- What to produce: Gather all lines with "DATA" from the records.

- Provided information:
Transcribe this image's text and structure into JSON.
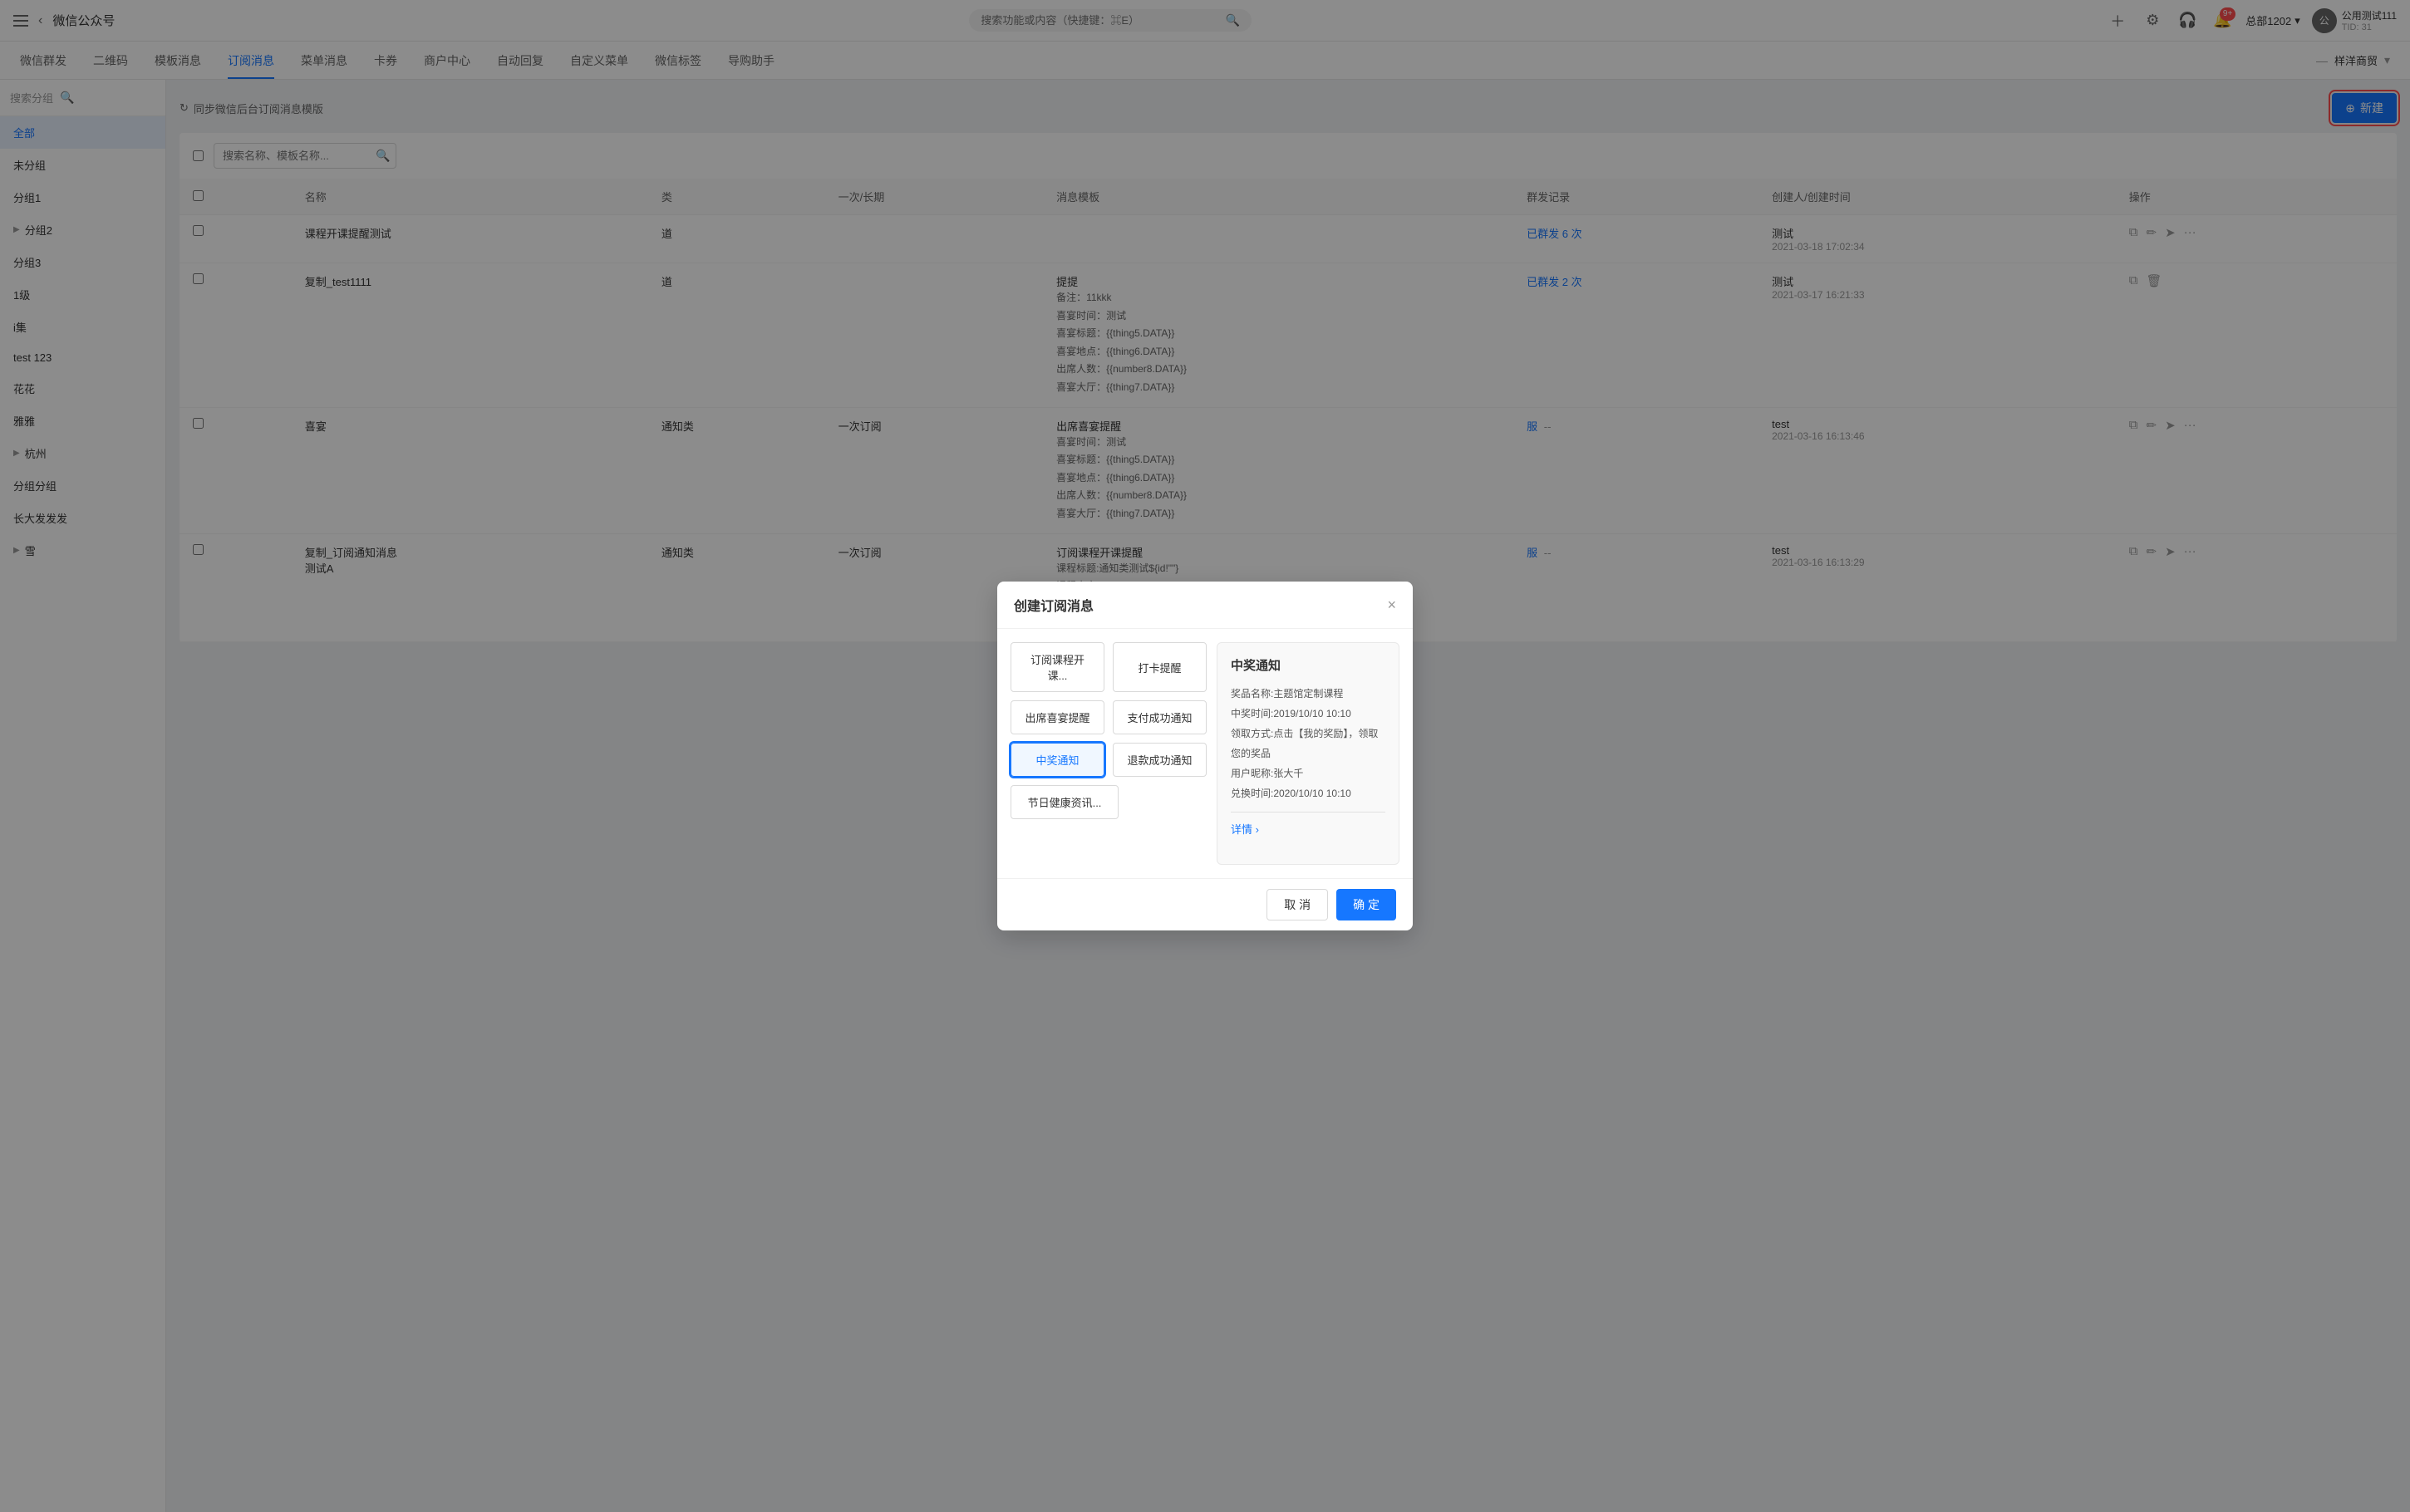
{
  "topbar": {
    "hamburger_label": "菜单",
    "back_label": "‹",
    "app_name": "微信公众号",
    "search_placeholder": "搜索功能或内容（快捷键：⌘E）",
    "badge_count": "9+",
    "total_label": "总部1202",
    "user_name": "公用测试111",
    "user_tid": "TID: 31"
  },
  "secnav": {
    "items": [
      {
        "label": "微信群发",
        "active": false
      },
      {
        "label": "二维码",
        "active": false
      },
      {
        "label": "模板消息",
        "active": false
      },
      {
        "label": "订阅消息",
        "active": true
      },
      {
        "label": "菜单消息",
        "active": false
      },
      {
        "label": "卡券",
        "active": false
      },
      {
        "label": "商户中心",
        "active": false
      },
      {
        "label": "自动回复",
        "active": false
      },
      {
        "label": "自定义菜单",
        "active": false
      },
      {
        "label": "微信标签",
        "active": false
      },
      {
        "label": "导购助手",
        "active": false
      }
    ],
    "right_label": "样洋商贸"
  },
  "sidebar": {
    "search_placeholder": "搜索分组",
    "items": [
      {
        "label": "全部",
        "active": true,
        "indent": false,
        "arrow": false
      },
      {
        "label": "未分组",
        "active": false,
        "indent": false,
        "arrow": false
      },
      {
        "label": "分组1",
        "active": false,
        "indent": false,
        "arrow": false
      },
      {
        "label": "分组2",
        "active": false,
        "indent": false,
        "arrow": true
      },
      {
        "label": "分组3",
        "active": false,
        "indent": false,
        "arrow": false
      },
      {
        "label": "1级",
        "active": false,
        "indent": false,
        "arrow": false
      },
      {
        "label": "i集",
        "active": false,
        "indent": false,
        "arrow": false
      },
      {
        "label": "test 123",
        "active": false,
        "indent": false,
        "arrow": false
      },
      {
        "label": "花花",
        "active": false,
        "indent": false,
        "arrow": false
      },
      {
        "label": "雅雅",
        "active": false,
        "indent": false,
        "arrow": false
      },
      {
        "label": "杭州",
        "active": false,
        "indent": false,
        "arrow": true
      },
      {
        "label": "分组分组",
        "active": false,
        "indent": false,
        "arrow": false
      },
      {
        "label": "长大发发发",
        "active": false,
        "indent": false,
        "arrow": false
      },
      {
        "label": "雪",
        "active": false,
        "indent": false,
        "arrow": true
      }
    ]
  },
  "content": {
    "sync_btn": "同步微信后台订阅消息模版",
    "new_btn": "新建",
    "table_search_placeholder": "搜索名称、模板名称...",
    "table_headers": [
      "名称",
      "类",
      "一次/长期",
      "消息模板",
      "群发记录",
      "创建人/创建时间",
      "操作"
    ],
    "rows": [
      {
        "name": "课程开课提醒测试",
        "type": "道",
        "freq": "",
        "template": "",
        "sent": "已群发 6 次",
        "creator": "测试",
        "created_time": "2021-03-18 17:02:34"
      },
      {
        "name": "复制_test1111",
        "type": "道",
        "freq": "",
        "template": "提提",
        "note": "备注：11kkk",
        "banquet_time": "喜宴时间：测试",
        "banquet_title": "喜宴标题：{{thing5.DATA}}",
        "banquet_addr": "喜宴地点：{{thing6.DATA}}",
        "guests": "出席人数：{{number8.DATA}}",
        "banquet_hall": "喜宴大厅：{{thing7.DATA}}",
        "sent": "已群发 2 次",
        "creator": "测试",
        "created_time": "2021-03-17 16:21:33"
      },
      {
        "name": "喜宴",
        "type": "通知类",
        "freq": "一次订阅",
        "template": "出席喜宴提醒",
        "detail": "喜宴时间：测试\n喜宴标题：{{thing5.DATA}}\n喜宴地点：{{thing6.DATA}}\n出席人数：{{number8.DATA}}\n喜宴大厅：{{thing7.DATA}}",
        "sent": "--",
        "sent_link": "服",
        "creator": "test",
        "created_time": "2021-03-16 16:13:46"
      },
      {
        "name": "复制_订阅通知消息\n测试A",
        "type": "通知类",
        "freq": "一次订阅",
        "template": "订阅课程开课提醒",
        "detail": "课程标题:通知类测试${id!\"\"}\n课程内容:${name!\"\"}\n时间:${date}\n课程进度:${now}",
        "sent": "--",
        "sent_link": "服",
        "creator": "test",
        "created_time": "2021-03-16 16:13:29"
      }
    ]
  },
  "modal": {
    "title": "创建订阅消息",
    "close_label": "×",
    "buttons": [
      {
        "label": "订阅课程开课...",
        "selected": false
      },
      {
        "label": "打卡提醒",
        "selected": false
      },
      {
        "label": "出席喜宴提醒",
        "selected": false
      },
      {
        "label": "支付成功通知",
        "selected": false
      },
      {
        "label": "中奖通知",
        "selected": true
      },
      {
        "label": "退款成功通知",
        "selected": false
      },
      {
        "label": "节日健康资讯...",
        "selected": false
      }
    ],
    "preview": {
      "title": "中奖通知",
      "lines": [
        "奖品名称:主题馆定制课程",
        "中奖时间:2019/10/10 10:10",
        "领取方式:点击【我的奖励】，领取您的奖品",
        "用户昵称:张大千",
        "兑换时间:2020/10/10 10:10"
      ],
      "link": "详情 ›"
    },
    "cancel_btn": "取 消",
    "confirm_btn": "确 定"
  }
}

- Task output:
        "banquet_title": "喜宴标题：{{thing5.DATA}}",
        "banquet_addr": "喜宴地点：{{thing6.DATA}}",
        "guests": "出席人数：{{number8.DATA}}",
        "banquet_hall": "喜宴大厅：{{thing7.DATA}}",
        "detail": "喜宴时间：测试\n喜宴标题：{{thing5.DATA}}\n喜宴地点：{{thing6.DATA}}\n出席人数：{{number8.DATA}}\n喜宴大厅：{{thing7.DATA}}",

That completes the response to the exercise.